### [REQUIREMENTS]
Copy out each line that mentions the word "Diagnosis".

** START **

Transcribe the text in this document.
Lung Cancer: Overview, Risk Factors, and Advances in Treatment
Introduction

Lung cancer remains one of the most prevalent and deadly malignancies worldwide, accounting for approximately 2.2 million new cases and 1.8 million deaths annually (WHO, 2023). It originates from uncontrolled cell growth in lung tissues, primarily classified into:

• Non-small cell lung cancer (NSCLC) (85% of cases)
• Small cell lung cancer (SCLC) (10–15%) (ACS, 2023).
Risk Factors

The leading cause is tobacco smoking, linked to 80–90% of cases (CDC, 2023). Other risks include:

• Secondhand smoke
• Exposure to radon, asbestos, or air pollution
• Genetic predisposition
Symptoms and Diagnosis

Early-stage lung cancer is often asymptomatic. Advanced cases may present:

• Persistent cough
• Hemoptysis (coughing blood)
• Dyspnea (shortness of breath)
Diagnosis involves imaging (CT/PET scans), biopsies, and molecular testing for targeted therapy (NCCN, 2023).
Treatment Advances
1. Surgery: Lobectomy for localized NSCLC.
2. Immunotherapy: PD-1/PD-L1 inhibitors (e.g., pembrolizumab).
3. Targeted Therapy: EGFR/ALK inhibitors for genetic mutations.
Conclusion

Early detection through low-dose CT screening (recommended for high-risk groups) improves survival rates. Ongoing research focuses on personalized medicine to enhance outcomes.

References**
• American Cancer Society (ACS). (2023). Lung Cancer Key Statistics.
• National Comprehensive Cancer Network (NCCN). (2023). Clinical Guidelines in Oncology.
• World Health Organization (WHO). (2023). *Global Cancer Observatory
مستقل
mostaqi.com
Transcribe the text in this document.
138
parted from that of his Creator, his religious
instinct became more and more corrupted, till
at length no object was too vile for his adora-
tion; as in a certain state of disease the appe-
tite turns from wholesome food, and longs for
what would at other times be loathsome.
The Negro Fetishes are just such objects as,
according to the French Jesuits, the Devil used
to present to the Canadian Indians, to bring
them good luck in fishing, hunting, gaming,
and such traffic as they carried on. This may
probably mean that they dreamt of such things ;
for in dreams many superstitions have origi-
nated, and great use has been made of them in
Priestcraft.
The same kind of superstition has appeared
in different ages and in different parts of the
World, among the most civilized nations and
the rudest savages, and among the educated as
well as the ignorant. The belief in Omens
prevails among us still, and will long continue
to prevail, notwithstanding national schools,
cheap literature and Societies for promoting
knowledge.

** END **

### [RESULT OF THE EXERCISE]
Symptoms and Diagnosis
Diagnosis involves imaging (CT/PET scans), biopsies, and molecular testing for targeted therapy (NCCN, 2023).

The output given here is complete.